→ **Exercise requirements**
A: Decide whether each statement agrees with the passage on SARS-CoV-2 in pregnant women, answering yes or no and quoting the passage's deciding words exactly. (i) Headache was more common among PCR (+) pregnant women than among PCR (-) ones. (ii) The PCR (+) women had higher D-dimer levels. (iii) SARS-CoV-2 was first isolated in patients in China's Hubei province.
B: Reproduce part of the passage on SARS-CoV-2 in pregnant women word for word: begin at the words "The prevalence of" and stop after "of this study.".

Selected text Start Marker

The prevalence of headache was higher in PCR (+) pregnant women than the PCR (-) ones. On the other hand, those with PCR (-) results had higher D-dimer levels and fever.
Lack of differential diagnosis of the PCR (-) women and the absence of long follow-up results can be considered limitations of this study.
In December 2019, a new type of coronavirus (SARS-CoV-2) causing severe acute respiratory syndrome was first isolated in the patients diagnosed with pneumonia of unknown origin in China's Hubei province [10-12]. It was also demonstrated with mathematical models that the infectious property of this new virus is very high [13, 14]. Due to their changing physiology, susceptibility to infections, and mechanical and immunological differences, pregnant women are believed to be a group that should be handled more carefully in such a pandemic [15, 16].

Selected text End Marker
Available data Start Marker

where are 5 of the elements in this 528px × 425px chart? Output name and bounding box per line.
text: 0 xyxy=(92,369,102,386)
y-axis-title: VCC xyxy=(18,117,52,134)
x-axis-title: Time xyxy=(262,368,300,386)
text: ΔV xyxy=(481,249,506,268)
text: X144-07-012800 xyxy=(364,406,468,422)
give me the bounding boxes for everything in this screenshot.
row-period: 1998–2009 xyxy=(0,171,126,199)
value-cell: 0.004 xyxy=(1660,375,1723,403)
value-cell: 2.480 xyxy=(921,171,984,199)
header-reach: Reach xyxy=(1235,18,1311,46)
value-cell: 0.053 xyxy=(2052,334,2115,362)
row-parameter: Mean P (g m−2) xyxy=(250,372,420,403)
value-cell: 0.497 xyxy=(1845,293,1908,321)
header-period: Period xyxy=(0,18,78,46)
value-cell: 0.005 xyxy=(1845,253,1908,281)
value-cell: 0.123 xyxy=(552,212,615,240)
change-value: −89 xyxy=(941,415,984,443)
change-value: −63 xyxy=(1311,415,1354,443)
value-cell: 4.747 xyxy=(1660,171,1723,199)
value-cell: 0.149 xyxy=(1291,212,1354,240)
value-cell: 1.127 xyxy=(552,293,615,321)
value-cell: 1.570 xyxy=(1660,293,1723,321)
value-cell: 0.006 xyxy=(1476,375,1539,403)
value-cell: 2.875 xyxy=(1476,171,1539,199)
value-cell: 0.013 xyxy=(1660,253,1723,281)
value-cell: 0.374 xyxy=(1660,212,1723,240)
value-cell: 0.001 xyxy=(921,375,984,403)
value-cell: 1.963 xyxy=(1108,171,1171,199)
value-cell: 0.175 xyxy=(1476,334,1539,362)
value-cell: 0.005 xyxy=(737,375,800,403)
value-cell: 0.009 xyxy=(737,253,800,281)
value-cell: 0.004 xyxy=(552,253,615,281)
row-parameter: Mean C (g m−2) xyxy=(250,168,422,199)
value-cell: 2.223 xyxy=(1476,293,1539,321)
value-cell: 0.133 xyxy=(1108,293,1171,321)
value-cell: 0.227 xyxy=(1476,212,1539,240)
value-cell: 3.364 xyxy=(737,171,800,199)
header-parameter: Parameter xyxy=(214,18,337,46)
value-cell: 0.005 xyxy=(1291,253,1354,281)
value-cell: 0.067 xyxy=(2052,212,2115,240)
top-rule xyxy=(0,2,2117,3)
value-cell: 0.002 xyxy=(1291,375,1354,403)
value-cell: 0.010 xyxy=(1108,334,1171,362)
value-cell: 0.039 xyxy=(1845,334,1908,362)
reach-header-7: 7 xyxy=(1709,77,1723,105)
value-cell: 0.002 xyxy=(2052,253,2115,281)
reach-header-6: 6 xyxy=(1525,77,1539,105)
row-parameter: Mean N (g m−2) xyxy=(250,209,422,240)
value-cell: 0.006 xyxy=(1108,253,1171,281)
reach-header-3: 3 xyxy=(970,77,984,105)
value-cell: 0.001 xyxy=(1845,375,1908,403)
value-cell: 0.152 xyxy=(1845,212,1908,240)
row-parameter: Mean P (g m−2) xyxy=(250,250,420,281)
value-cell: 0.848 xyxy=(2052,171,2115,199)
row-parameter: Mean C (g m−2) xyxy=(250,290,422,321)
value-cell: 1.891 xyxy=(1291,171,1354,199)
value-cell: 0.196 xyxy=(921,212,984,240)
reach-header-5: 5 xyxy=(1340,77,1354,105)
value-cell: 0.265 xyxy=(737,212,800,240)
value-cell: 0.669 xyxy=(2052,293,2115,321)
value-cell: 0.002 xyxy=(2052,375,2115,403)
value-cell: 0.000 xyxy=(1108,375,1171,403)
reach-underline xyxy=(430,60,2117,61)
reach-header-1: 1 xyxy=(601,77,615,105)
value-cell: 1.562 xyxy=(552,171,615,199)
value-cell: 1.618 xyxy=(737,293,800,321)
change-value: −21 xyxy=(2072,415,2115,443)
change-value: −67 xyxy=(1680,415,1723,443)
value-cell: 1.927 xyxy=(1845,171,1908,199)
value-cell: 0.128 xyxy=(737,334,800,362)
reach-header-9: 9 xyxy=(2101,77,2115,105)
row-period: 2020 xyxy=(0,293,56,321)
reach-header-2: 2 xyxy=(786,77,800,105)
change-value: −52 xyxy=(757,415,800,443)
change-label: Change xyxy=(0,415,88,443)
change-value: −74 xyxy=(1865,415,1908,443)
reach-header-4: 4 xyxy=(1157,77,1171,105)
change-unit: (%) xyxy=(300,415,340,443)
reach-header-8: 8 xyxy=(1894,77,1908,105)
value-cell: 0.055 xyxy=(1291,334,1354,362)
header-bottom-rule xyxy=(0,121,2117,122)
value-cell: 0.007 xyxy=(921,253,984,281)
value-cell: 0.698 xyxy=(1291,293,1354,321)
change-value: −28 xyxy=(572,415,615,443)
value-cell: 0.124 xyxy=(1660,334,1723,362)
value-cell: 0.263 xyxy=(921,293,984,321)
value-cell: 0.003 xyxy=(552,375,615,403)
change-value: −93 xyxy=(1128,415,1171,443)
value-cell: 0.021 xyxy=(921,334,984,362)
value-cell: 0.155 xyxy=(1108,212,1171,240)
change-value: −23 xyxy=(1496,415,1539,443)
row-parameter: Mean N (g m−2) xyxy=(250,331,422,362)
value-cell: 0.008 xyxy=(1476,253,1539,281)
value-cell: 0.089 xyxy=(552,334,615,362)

Available data End Marker

→ **Responses per task**
A:
(i) Yes: "The prevalence of headache was higher in PCR (+) pregnant women than the PCR (-) ones."
(ii) No: "those with PCR (-) results had higher D-dimer levels and fever."
(iii) Yes: "was first isolated in the patients diagnosed with pneumonia of unknown origin in China's Hubei province"

B:
The prevalence of headache was higher in PCR (+) pregnant women than the PCR (-) ones. On the other hand, those with PCR (-) results had higher D-dimer levels and fever.
Lack of differential diagnosis of the PCR (-) women and the absence of long follow-up results can be considered limitations of this study.